=== Exercise details ===
Without altering anything, repeat each of the records.

=== Records shown ===
* START *

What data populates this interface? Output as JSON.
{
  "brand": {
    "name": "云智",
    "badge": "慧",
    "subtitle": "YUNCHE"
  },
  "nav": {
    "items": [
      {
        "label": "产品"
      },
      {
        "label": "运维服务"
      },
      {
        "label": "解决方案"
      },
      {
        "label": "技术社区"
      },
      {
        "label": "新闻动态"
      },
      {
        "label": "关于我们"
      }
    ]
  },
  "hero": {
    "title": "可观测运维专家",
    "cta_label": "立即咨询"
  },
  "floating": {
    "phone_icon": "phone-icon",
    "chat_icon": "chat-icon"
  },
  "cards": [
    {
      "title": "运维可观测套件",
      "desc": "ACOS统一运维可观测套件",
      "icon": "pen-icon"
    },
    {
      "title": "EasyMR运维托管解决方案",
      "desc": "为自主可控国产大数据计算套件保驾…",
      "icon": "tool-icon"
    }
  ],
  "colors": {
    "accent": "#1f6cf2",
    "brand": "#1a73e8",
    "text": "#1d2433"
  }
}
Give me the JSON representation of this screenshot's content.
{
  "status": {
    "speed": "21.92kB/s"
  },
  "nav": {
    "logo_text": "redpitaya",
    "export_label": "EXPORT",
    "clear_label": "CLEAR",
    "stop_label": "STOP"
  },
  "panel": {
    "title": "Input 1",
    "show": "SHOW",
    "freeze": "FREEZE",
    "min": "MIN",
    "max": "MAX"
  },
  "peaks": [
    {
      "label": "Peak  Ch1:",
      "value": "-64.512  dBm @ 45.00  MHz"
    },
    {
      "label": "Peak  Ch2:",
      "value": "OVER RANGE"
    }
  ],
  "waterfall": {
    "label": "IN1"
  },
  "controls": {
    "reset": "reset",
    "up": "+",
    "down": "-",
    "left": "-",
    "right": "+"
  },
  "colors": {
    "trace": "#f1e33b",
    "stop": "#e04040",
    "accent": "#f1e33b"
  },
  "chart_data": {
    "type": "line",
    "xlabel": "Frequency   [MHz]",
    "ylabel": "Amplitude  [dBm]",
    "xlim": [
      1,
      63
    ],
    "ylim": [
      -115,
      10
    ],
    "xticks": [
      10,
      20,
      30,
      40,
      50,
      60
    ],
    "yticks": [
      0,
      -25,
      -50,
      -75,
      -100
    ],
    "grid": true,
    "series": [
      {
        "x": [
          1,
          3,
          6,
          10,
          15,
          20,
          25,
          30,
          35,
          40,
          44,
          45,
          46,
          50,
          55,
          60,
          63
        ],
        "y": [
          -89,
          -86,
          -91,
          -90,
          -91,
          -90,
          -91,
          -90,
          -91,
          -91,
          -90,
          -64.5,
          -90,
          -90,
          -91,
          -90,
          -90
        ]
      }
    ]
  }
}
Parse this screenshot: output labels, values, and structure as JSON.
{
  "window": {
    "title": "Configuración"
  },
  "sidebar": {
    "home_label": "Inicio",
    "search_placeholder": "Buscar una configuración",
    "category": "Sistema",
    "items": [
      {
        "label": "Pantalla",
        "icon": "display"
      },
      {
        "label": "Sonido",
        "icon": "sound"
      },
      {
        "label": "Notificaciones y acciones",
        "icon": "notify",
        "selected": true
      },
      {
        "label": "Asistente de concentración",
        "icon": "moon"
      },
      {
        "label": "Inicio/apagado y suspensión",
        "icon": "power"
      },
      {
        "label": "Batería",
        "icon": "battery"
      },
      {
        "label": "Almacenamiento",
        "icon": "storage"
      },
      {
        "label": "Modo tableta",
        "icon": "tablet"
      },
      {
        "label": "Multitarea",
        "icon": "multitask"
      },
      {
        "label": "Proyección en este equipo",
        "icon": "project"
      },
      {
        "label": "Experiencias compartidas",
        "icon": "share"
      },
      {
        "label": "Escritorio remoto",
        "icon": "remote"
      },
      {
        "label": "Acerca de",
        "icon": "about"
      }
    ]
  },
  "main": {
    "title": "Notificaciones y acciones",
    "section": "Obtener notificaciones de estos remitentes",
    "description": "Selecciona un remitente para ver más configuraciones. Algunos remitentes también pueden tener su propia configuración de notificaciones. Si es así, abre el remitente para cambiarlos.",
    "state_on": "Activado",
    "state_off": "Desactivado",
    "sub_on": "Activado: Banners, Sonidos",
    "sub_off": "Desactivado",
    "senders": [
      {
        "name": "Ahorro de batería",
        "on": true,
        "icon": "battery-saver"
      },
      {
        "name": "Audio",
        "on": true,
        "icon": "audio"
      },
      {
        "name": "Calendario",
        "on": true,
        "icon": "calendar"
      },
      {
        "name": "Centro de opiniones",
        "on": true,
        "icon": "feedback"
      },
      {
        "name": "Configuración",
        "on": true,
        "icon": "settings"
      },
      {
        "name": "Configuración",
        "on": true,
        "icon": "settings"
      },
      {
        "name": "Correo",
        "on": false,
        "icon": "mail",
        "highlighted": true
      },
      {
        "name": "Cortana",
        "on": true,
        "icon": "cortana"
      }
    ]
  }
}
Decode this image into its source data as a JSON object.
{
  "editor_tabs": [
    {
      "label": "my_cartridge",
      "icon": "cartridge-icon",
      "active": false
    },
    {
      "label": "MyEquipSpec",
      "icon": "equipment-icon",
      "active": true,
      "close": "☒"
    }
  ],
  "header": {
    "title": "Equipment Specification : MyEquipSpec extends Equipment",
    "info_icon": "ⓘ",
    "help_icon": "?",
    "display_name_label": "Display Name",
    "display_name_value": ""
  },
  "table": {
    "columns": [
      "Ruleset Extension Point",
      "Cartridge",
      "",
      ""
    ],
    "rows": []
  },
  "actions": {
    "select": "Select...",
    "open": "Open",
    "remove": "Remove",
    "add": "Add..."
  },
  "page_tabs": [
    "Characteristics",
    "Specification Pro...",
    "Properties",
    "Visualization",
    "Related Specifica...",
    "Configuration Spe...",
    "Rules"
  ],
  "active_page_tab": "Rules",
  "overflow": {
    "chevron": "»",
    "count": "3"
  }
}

* END *

=== Task response ===
What data populates this interface? Output as JSON.
{
  "brand": {
    "name": "云智",
    "badge": "慧",
    "subtitle": "YUNCHE"
  },
  "nav": {
    "items": [
      {
        "label": "产品"
      },
      {
        "label": "运维服务"
      },
      {
        "label": "解决方案"
      },
      {
        "label": "技术社区"
      },
      {
        "label": "新闻动态"
      },
      {
        "label": "关于我们"
      }
    ]
  },
  "hero": {
    "title": "可观测运维专家",
    "cta_label": "立即咨询"
  },
  "floating": {
    "phone_icon": "phone-icon",
    "chat_icon": "chat-icon"
  },
  "cards": [
    {
      "title": "运维可观测套件",
      "desc": "ACOS统一运维可观测套件",
      "icon": "pen-icon"
    },
    {
      "title": "EasyMR运维托管解决方案",
      "desc": "为自主可控国产大数据计算套件保驾…",
      "icon": "tool-icon"
    }
  ],
  "colors": {
    "accent": "#1f6cf2",
    "brand": "#1a73e8",
    "text": "#1d2433"
  }
}
Give me the JSON representation of this screenshot's content.
{
  "status": {
    "speed": "21.92kB/s"
  },
  "nav": {
    "logo_text": "redpitaya",
    "export_label": "EXPORT",
    "clear_label": "CLEAR",
    "stop_label": "STOP"
  },
  "panel": {
    "title": "Input 1",
    "show": "SHOW",
    "freeze": "FREEZE",
    "min": "MIN",
    "max": "MAX"
  },
  "peaks": [
    {
      "label": "Peak  Ch1:",
      "value": "-64.512  dBm @ 45.00  MHz"
    },
    {
      "label": "Peak  Ch2:",
      "value": "OVER RANGE"
    }
  ],
  "waterfall": {
    "label": "IN1"
  },
  "controls": {
    "reset": "reset",
    "up": "+",
    "down": "-",
    "left": "-",
    "right": "+"
  },
  "colors": {
    "trace": "#f1e33b",
    "stop": "#e04040",
    "accent": "#f1e33b"
  },
  "chart_data": {
    "type": "line",
    "xlabel": "Frequency   [MHz]",
    "ylabel": "Amplitude  [dBm]",
    "xlim": [
      1,
      63
    ],
    "ylim": [
      -115,
      10
    ],
    "xticks": [
      10,
      20,
      30,
      40,
      50,
      60
    ],
    "yticks": [
      0,
      -25,
      -50,
      -75,
      -100
    ],
    "grid": true,
    "series": [
      {
        "x": [
          1,
          3,
          6,
          10,
          15,
          20,
          25,
          30,
          35,
          40,
          44,
          45,
          46,
          50,
          55,
          60,
          63
        ],
        "y": [
          -89,
          -86,
          -91,
          -90,
          -91,
          -90,
          -91,
          -90,
          -91,
          -91,
          -90,
          -64.5,
          -90,
          -90,
          -91,
          -90,
          -90
        ]
      }
    ]
  }
}
Parse this screenshot: output labels, values, and structure as JSON.
{
  "window": {
    "title": "Configuración"
  },
  "sidebar": {
    "home_label": "Inicio",
    "search_placeholder": "Buscar una configuración",
    "category": "Sistema",
    "items": [
      {
        "label": "Pantalla",
        "icon": "display"
      },
      {
        "label": "Sonido",
        "icon": "sound"
      },
      {
        "label": "Notificaciones y acciones",
        "icon": "notify",
        "selected": true
      },
      {
        "label": "Asistente de concentración",
        "icon": "moon"
      },
      {
        "label": "Inicio/apagado y suspensión",
        "icon": "power"
      },
      {
        "label": "Batería",
        "icon": "battery"
      },
      {
        "label": "Almacenamiento",
        "icon": "storage"
      },
      {
        "label": "Modo tableta",
        "icon": "tablet"
      },
      {
        "label": "Multitarea",
        "icon": "multitask"
      },
      {
        "label": "Proyección en este equipo",
        "icon": "project"
      },
      {
        "label": "Experiencias compartidas",
        "icon": "share"
      },
      {
        "label": "Escritorio remoto",
        "icon": "remote"
      },
      {
        "label": "Acerca de",
        "icon": "about"
      }
    ]
  },
  "main": {
    "title": "Notificaciones y acciones",
    "section": "Obtener notificaciones de estos remitentes",
    "description": "Selecciona un remitente para ver más configuraciones. Algunos remitentes también pueden tener su propia configuración de notificaciones. Si es así, abre el remitente para cambiarlos.",
    "state_on": "Activado",
    "state_off": "Desactivado",
    "sub_on": "Activado: Banners, Sonidos",
    "sub_off": "Desactivado",
    "senders": [
      {
        "name": "Ahorro de batería",
        "on": true,
        "icon": "battery-saver"
      },
      {
        "name": "Audio",
        "on": true,
        "icon": "audio"
      },
      {
        "name": "Calendario",
        "on": true,
        "icon": "calendar"
      },
      {
        "name": "Centro de opiniones",
        "on": true,
        "icon": "feedback"
      },
      {
        "name": "Configuración",
        "on": true,
        "icon": "settings"
      },
      {
        "name": "Configuración",
        "on": true,
        "icon": "settings"
      },
      {
        "name": "Correo",
        "on": false,
        "icon": "mail",
        "highlighted": true
      },
      {
        "name": "Cortana",
        "on": true,
        "icon": "cortana"
      }
    ]
  }
}
Decode this image into its source data as a JSON object.
{
  "editor_tabs": [
    {
      "label": "my_cartridge",
      "icon": "cartridge-icon",
      "active": false
    },
    {
      "label": "MyEquipSpec",
      "icon": "equipment-icon",
      "active": true,
      "close": "☒"
    }
  ],
  "header": {
    "title": "Equipment Specification : MyEquipSpec extends Equipment",
    "info_icon": "ⓘ",
    "help_icon": "?",
    "display_name_label": "Display Name",
    "display_name_value": ""
  },
  "table": {
    "columns": [
      "Ruleset Extension Point",
      "Cartridge",
      "",
      ""
    ],
    "rows": []
  },
  "actions": {
    "select": "Select...",
    "open": "Open",
    "remove": "Remove",
    "add": "Add..."
  },
  "page_tabs": [
    "Characteristics",
    "Specification Pro...",
    "Properties",
    "Visualization",
    "Related Specifica...",
    "Configuration Spe...",
    "Rules"
  ],
  "active_page_tab": "Rules",
  "overflow": {
    "chevron": "»",
    "count": "3"
  }
}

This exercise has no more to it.